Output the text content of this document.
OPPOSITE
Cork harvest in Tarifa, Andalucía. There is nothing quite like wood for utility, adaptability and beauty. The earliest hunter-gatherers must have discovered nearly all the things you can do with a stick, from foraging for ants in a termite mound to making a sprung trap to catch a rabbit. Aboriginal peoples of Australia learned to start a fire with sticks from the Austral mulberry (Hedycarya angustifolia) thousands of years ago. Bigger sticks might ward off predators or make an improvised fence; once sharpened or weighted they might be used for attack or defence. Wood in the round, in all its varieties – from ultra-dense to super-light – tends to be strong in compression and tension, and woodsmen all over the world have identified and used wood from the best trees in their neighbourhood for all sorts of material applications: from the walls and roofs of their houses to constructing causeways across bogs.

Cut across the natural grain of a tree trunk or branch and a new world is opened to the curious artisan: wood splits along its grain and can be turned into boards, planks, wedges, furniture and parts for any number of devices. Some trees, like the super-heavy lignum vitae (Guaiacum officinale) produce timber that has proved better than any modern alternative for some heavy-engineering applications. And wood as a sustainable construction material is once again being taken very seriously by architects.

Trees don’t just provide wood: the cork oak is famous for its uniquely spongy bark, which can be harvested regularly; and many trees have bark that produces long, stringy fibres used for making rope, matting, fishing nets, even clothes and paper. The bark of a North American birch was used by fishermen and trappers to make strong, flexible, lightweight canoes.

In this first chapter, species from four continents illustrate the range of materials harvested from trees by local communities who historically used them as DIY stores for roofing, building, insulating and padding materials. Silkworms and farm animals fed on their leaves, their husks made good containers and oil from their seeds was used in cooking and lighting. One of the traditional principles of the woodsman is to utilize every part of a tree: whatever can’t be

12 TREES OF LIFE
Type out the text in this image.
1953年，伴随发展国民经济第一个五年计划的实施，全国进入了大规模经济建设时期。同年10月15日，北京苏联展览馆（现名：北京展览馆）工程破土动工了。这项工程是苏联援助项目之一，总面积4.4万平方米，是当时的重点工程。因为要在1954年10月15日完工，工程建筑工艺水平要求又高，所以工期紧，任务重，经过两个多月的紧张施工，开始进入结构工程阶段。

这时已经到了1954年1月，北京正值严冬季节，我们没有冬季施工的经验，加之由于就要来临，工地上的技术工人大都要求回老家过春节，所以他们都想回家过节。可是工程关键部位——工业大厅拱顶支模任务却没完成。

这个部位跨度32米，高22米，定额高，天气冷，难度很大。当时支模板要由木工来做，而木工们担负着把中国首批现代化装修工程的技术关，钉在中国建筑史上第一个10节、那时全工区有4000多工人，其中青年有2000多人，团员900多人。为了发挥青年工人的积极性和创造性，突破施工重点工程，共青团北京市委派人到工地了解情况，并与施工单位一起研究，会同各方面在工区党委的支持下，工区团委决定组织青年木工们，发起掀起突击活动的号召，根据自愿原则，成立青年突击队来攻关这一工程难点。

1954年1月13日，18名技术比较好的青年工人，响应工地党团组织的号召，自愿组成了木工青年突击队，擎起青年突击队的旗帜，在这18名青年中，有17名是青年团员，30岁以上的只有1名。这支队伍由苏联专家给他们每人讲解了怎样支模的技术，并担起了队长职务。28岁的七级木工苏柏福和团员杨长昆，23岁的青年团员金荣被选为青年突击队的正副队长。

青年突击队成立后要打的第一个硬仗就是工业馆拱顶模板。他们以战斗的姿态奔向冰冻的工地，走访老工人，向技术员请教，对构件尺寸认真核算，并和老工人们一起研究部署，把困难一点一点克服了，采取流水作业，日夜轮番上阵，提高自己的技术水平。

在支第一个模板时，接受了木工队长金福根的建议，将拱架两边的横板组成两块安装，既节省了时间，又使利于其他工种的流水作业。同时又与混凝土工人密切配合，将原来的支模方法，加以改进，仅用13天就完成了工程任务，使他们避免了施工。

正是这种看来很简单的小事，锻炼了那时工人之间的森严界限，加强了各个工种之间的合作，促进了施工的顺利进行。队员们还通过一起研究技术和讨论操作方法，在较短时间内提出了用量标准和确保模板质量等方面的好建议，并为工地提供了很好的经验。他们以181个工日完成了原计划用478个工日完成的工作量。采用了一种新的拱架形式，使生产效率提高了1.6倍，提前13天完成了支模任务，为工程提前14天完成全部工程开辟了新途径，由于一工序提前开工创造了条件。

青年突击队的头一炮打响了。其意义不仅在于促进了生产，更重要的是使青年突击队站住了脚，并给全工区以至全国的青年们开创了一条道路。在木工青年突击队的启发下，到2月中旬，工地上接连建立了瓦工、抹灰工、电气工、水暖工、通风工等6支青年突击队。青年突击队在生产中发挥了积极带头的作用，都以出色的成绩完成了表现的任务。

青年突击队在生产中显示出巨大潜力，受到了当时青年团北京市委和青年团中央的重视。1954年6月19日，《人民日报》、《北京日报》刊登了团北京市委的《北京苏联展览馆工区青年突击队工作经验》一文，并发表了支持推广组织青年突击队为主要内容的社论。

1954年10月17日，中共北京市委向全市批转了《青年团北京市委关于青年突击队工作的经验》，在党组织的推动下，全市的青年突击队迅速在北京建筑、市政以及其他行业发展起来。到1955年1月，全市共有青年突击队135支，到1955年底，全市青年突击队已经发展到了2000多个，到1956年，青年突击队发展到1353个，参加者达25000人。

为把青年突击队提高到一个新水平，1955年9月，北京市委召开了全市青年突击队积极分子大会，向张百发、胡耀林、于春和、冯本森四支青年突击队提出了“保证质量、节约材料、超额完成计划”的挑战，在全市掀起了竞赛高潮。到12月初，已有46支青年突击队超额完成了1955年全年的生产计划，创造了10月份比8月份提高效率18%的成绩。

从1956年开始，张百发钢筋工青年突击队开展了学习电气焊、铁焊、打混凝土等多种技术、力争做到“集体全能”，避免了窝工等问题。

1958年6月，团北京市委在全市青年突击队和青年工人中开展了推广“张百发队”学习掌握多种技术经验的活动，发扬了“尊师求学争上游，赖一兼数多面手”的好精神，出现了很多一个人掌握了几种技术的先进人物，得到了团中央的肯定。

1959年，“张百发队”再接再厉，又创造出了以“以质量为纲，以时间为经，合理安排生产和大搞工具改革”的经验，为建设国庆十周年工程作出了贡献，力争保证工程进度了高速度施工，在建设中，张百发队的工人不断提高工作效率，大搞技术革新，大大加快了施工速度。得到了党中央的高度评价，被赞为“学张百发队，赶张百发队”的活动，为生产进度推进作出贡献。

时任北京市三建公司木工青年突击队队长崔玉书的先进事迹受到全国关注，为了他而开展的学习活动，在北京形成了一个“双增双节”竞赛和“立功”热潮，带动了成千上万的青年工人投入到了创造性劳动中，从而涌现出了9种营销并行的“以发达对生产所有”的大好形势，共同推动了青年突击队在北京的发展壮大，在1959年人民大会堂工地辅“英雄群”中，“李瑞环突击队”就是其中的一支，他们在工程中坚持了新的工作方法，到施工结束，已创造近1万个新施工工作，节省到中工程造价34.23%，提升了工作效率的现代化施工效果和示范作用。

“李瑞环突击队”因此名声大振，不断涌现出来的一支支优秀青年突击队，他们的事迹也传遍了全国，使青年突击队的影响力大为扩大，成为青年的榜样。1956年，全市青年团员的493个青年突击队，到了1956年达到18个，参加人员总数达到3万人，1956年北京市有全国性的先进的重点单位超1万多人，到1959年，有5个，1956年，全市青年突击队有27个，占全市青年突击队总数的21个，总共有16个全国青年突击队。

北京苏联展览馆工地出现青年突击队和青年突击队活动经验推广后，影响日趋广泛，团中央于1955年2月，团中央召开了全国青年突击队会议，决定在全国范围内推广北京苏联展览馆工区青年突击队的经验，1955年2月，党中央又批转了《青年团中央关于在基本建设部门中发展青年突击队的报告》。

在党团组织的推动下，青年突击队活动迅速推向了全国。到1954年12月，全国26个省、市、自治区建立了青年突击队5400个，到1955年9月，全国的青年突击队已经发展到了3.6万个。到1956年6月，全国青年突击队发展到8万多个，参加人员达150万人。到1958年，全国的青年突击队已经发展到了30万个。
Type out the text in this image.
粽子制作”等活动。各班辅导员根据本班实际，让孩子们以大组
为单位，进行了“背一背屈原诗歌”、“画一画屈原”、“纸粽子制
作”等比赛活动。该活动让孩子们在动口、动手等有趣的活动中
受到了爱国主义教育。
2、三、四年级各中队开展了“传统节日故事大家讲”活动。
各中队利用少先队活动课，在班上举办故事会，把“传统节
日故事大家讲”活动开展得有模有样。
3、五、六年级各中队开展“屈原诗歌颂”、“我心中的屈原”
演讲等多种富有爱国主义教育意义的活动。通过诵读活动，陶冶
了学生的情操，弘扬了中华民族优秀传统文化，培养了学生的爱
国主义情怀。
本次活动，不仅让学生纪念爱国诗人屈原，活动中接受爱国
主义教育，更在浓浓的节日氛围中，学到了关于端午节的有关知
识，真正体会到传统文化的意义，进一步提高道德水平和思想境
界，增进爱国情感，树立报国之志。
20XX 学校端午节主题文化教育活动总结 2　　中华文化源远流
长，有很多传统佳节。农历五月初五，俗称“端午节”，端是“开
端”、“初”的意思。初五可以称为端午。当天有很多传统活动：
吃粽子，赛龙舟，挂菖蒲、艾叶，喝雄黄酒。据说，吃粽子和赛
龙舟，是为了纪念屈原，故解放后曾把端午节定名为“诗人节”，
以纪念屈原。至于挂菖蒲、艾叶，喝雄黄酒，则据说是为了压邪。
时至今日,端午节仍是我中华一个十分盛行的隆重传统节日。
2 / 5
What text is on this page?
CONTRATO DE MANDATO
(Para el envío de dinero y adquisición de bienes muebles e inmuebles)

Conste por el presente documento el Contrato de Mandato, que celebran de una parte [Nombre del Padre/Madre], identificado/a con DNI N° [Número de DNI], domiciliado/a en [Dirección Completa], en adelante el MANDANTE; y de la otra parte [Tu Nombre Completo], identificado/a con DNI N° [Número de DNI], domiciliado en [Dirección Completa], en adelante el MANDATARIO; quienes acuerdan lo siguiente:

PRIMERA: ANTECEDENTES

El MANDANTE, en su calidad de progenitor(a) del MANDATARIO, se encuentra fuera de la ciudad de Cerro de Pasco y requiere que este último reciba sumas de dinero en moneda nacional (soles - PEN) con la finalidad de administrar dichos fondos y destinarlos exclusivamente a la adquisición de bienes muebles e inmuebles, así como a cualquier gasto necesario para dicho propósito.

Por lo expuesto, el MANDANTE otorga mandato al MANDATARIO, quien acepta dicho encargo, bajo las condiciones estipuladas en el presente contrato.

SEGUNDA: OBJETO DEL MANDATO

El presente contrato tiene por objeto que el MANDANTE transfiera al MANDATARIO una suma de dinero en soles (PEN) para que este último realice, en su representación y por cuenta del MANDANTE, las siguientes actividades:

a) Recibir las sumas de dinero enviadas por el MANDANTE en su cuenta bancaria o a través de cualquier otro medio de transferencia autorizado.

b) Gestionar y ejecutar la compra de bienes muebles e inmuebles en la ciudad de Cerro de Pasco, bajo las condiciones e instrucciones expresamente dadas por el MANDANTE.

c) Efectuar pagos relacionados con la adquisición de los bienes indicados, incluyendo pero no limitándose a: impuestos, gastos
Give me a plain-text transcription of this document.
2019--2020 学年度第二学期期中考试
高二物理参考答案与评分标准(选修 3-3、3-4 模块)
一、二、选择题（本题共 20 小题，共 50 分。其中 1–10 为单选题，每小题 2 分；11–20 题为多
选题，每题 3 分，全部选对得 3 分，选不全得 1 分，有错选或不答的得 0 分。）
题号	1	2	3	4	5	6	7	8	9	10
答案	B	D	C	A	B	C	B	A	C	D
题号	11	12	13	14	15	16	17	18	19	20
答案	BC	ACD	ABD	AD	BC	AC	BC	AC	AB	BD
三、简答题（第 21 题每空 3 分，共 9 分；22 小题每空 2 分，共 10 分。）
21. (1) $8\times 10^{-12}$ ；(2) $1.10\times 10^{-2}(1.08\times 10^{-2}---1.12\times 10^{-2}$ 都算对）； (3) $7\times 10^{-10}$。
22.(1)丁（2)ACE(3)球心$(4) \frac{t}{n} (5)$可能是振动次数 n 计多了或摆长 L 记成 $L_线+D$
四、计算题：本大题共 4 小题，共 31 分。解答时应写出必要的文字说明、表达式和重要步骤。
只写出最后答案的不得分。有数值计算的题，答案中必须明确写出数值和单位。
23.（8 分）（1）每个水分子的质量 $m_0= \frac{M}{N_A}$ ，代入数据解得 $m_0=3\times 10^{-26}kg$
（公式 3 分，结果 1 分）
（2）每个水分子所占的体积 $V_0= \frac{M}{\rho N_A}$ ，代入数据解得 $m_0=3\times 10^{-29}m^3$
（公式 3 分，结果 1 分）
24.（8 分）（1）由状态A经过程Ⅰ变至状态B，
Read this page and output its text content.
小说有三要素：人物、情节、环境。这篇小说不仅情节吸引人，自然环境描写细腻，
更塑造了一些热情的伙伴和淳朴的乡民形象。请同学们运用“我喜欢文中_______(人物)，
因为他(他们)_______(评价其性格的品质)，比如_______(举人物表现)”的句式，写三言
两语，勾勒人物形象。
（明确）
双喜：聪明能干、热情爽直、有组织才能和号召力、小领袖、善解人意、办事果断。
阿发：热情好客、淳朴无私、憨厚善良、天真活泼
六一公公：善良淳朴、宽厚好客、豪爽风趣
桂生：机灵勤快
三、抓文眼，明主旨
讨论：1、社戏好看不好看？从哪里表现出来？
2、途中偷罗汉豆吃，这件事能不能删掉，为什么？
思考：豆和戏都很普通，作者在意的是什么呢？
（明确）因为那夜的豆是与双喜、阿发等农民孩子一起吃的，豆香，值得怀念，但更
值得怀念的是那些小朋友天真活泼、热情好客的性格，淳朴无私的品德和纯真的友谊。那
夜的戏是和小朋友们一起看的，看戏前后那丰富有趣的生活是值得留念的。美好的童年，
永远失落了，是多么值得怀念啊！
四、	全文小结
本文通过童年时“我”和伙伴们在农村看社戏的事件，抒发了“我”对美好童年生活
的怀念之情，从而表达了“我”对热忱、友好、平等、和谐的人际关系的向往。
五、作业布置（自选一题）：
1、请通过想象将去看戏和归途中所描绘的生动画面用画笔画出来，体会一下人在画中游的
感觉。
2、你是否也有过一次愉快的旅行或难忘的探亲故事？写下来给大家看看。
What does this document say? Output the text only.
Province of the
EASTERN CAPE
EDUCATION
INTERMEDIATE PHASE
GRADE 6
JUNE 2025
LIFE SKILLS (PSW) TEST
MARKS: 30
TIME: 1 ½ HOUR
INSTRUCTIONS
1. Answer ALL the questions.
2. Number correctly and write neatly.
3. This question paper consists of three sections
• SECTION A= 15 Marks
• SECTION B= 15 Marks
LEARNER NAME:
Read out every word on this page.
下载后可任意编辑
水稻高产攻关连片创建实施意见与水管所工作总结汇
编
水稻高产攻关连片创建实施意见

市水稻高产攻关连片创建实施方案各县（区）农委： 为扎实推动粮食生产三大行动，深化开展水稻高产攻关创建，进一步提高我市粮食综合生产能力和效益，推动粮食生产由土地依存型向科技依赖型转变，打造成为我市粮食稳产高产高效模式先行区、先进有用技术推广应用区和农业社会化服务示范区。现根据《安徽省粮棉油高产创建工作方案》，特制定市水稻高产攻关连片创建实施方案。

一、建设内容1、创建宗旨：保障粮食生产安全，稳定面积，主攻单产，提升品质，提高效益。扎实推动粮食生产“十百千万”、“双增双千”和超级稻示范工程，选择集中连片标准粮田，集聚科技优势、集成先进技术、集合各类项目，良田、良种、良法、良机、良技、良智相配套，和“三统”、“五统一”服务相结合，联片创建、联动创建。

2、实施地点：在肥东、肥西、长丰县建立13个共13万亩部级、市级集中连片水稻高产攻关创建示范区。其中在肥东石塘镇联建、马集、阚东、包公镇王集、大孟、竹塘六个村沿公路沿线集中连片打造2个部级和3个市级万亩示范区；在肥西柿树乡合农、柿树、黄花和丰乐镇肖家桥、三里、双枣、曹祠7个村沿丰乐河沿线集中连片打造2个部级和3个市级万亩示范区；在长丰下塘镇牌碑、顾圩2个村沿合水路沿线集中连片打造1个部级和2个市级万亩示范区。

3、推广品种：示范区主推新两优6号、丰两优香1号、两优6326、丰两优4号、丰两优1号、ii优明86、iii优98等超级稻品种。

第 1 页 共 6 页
════════════════
Extract every line from the one with "What does this" down to the final line above, both included, exactly as written.

What does this document say? Output the text only.
Province of the
EASTERN CAPE
EDUCATION
INTERMEDIATE PHASE
GRADE 6
JUNE 2025
LIFE SKILLS (PSW) TEST
MARKS: 30
TIME: 1 ½ HOUR
INSTRUCTIONS
1. Answer ALL the questions.
2. Number correctly and write neatly.
3. This question paper consists of three sections
• SECTION A= 15 Marks
• SECTION B= 15 Marks
LEARNER NAME:
Read out every word on this page.
下载后可任意编辑
水稻高产攻关连片创建实施意见与水管所工作总结汇
编
水稻高产攻关连片创建实施意见

市水稻高产攻关连片创建实施方案各县（区）农委： 为扎实推动粮食生产三大行动，深化开展水稻高产攻关创建，进一步提高我市粮食综合生产能力和效益，推动粮食生产由土地依存型向科技依赖型转变，打造成为我市粮食稳产高产高效模式先行区、先进有用技术推广应用区和农业社会化服务示范区。现根据《安徽省粮棉油高产创建工作方案》，特制定市水稻高产攻关连片创建实施方案。

一、建设内容1、创建宗旨：保障粮食生产安全，稳定面积，主攻单产，提升品质，提高效益。扎实推动粮食生产“十百千万”、“双增双千”和超级稻示范工程，选择集中连片标准粮田，集聚科技优势、集成先进技术、集合各类项目，良田、良种、良法、良机、良技、良智相配套，和“三统”、“五统一”服务相结合，联片创建、联动创建。

2、实施地点：在肥东、肥西、长丰县建立13个共13万亩部级、市级集中连片水稻高产攻关创建示范区。其中在肥东石塘镇联建、马集、阚东、包公镇王集、大孟、竹塘六个村沿公路沿线集中连片打造2个部级和3个市级万亩示范区；在肥西柿树乡合农、柿树、黄花和丰乐镇肖家桥、三里、双枣、曹祠7个村沿丰乐河沿线集中连片打造2个部级和3个市级万亩示范区；在长丰下塘镇牌碑、顾圩2个村沿合水路沿线集中连片打造1个部级和2个市级万亩示范区。

3、推广品种：示范区主推新两优6号、丰两优香1号、两优6326、丰两优4号、丰两优1号、ii优明86、iii优98等超级稻品种。

第 1 页 共 6 页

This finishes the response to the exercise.